_EXERCISE PROMPT_: Search the data for the string "screenshot" and extract every line where it appears.

_DATASET RECORDS_:
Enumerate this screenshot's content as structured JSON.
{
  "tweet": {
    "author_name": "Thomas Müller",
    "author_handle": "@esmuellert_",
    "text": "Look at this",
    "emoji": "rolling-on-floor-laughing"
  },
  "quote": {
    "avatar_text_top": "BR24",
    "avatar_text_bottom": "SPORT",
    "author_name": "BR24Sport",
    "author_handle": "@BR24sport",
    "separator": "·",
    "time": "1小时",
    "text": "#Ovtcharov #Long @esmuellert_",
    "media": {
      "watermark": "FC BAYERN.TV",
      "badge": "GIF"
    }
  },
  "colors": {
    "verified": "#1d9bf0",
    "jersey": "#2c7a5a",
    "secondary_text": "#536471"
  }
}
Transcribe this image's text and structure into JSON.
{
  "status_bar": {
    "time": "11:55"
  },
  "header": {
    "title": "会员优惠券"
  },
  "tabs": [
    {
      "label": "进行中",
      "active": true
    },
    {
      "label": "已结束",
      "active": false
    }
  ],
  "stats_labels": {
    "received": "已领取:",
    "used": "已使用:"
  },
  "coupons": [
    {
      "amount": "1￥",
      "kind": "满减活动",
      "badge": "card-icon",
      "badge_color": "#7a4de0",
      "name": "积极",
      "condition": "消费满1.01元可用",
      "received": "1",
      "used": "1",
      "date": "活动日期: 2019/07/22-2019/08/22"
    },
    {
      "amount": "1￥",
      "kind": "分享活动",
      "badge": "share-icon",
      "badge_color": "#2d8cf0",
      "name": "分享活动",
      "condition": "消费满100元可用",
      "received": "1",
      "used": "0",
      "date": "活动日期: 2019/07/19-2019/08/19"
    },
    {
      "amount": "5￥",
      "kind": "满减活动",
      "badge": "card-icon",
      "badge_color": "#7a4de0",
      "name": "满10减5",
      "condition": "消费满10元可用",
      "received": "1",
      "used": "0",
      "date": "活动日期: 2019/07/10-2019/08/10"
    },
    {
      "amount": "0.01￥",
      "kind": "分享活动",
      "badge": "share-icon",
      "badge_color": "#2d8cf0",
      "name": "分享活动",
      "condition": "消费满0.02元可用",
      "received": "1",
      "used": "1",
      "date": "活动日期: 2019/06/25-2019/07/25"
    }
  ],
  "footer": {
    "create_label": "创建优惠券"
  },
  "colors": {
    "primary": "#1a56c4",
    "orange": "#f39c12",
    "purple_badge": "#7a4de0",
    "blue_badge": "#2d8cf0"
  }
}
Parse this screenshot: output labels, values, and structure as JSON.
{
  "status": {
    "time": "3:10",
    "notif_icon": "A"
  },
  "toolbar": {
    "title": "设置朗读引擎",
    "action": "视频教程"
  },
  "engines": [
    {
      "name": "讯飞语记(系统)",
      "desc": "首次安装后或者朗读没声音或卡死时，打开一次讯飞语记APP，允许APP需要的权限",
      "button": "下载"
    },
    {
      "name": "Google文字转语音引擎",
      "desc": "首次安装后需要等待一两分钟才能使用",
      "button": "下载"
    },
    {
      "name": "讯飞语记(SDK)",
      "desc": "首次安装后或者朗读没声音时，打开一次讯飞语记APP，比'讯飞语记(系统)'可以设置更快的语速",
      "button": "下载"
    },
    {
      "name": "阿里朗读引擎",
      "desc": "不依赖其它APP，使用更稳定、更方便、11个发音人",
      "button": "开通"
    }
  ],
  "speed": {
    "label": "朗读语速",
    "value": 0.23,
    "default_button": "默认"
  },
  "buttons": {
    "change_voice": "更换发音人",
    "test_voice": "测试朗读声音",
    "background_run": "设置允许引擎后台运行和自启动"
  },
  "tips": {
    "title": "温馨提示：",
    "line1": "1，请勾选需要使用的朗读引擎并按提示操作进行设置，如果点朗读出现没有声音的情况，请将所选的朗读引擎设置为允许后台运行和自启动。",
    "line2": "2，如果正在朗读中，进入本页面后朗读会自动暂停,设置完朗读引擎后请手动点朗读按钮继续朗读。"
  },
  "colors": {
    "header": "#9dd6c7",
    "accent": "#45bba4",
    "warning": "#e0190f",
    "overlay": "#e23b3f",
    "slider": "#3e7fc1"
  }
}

_TASK SOLUTION_:
Enumerate this screenshot's content as structured JSON.
Parse this screenshot: output labels, values, and structure as JSON.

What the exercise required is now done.